===== Supplied material
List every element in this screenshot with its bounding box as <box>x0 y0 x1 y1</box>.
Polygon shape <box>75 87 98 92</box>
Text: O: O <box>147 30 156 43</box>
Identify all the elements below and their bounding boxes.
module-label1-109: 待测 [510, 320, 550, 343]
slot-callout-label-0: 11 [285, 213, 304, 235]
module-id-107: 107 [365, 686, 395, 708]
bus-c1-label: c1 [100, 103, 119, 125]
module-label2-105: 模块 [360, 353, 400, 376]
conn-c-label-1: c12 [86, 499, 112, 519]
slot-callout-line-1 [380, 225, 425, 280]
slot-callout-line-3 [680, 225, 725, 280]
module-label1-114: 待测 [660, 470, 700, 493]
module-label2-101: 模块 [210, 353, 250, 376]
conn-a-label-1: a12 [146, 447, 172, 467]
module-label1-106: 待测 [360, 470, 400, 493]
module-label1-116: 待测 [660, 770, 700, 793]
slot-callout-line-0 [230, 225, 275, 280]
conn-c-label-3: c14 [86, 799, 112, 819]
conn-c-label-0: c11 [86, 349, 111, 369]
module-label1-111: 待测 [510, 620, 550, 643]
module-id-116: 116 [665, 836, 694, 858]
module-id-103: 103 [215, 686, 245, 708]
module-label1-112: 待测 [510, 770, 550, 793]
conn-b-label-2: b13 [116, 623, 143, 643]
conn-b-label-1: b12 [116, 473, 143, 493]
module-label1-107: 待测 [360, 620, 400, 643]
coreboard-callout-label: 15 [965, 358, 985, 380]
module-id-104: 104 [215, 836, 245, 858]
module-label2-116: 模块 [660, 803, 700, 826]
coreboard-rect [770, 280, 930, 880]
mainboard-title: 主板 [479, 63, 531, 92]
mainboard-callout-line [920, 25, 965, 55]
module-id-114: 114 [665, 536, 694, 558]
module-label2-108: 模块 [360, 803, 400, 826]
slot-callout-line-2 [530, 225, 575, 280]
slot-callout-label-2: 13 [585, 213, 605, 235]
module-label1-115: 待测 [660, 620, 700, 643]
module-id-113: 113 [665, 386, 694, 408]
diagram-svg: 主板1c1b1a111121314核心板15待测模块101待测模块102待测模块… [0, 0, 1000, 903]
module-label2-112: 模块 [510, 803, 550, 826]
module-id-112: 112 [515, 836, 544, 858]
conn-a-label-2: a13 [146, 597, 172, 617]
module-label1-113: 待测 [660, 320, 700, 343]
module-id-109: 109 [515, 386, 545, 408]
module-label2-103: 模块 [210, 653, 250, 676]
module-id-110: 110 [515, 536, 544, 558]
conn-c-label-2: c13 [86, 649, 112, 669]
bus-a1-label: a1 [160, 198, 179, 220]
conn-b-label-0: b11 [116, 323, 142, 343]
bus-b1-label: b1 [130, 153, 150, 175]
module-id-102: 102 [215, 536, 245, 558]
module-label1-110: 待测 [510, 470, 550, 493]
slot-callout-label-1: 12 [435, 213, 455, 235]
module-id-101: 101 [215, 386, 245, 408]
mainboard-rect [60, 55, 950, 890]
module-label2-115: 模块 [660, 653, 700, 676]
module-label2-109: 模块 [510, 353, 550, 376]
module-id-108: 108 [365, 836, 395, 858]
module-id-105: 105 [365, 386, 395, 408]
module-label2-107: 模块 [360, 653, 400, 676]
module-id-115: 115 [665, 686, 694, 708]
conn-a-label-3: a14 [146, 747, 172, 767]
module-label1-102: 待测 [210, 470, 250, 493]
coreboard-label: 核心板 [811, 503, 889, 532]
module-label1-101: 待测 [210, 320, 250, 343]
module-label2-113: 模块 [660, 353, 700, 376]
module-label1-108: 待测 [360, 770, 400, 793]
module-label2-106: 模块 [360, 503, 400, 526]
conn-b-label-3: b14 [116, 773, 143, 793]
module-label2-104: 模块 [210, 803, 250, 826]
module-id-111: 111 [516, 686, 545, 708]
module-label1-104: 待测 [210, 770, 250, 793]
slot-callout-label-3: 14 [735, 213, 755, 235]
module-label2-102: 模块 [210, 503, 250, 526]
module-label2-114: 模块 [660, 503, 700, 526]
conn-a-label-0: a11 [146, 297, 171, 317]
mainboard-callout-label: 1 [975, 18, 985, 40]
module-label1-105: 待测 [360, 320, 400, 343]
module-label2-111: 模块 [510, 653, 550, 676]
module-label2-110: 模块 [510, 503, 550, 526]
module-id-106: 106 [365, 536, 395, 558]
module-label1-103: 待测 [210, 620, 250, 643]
==========
### [The problem]
Copy out all of the data above, line for line, with every character unchanged.

### [Expected answer]
List every element in this screenshot with its bounding box as <box>x0 y0 x1 y1</box>.
Polygon shape <box>75 87 98 92</box>
Text: O: O <box>147 30 156 43</box>
Identify all the elements below and their bounding boxes.
module-label1-109: 待测 [510, 320, 550, 343]
slot-callout-label-0: 11 [285, 213, 304, 235]
module-id-107: 107 [365, 686, 395, 708]
bus-c1-label: c1 [100, 103, 119, 125]
module-label2-105: 模块 [360, 353, 400, 376]
conn-c-label-1: c12 [86, 499, 112, 519]
slot-callout-line-1 [380, 225, 425, 280]
slot-callout-line-3 [680, 225, 725, 280]
module-label1-114: 待测 [660, 470, 700, 493]
module-label2-101: 模块 [210, 353, 250, 376]
conn-a-label-1: a12 [146, 447, 172, 467]
module-label1-106: 待测 [360, 470, 400, 493]
module-label1-116: 待测 [660, 770, 700, 793]
slot-callout-line-0 [230, 225, 275, 280]
conn-c-label-3: c14 [86, 799, 112, 819]
conn-c-label-0: c11 [86, 349, 111, 369]
module-label1-111: 待测 [510, 620, 550, 643]
module-id-116: 116 [665, 836, 694, 858]
module-id-103: 103 [215, 686, 245, 708]
module-label1-112: 待测 [510, 770, 550, 793]
conn-b-label-2: b13 [116, 623, 143, 643]
conn-b-label-1: b12 [116, 473, 143, 493]
module-label1-107: 待测 [360, 620, 400, 643]
coreboard-callout-label: 15 [965, 358, 985, 380]
module-id-104: 104 [215, 836, 245, 858]
module-label2-116: 模块 [660, 803, 700, 826]
coreboard-rect [770, 280, 930, 880]
mainboard-title: 主板 [479, 63, 531, 92]
mainboard-callout-line [920, 25, 965, 55]
module-id-114: 114 [665, 536, 694, 558]
module-label2-108: 模块 [360, 803, 400, 826]
slot-callout-line-2 [530, 225, 575, 280]
slot-callout-label-2: 13 [585, 213, 605, 235]
module-label1-115: 待测 [660, 620, 700, 643]
module-id-113: 113 [665, 386, 694, 408]
diagram-svg: 主板1c1b1a111121314核心板15待测模块101待测模块102待测模块… [0, 0, 1000, 903]
module-label2-112: 模块 [510, 803, 550, 826]
module-id-112: 112 [515, 836, 544, 858]
conn-a-label-2: a13 [146, 597, 172, 617]
module-label1-113: 待测 [660, 320, 700, 343]
module-id-109: 109 [515, 386, 545, 408]
module-label2-103: 模块 [210, 653, 250, 676]
module-id-110: 110 [515, 536, 544, 558]
conn-c-label-2: c13 [86, 649, 112, 669]
bus-a1-label: a1 [160, 198, 179, 220]
conn-b-label-0: b11 [116, 323, 142, 343]
bus-b1-label: b1 [130, 153, 150, 175]
module-id-102: 102 [215, 536, 245, 558]
module-label1-110: 待测 [510, 470, 550, 493]
slot-callout-label-1: 12 [435, 213, 455, 235]
module-id-101: 101 [215, 386, 245, 408]
mainboard-rect [60, 55, 950, 890]
module-label2-115: 模块 [660, 653, 700, 676]
module-label2-109: 模块 [510, 353, 550, 376]
module-id-108: 108 [365, 836, 395, 858]
module-id-105: 105 [365, 386, 395, 408]
module-label2-107: 模块 [360, 653, 400, 676]
module-id-115: 115 [665, 686, 694, 708]
conn-a-label-3: a14 [146, 747, 172, 767]
module-label1-102: 待测 [210, 470, 250, 493]
coreboard-label: 核心板 [811, 503, 889, 532]
module-label1-101: 待测 [210, 320, 250, 343]
module-label2-113: 模块 [660, 353, 700, 376]
module-label1-108: 待测 [360, 770, 400, 793]
module-label2-106: 模块 [360, 503, 400, 526]
conn-b-label-3: b14 [116, 773, 143, 793]
module-label2-104: 模块 [210, 803, 250, 826]
module-id-111: 111 [516, 686, 545, 708]
module-label1-104: 待测 [210, 770, 250, 793]
slot-callout-label-3: 14 [735, 213, 755, 235]
module-label2-102: 模块 [210, 503, 250, 526]
module-label2-114: 模块 [660, 503, 700, 526]
conn-a-label-0: a11 [146, 297, 171, 317]
mainboard-callout-label: 1 [975, 18, 985, 40]
module-label1-105: 待测 [360, 320, 400, 343]
module-label2-111: 模块 [510, 653, 550, 676]
module-label2-110: 模块 [510, 503, 550, 526]
module-id-106: 106 [365, 536, 395, 558]
module-label1-103: 待测 [210, 620, 250, 643]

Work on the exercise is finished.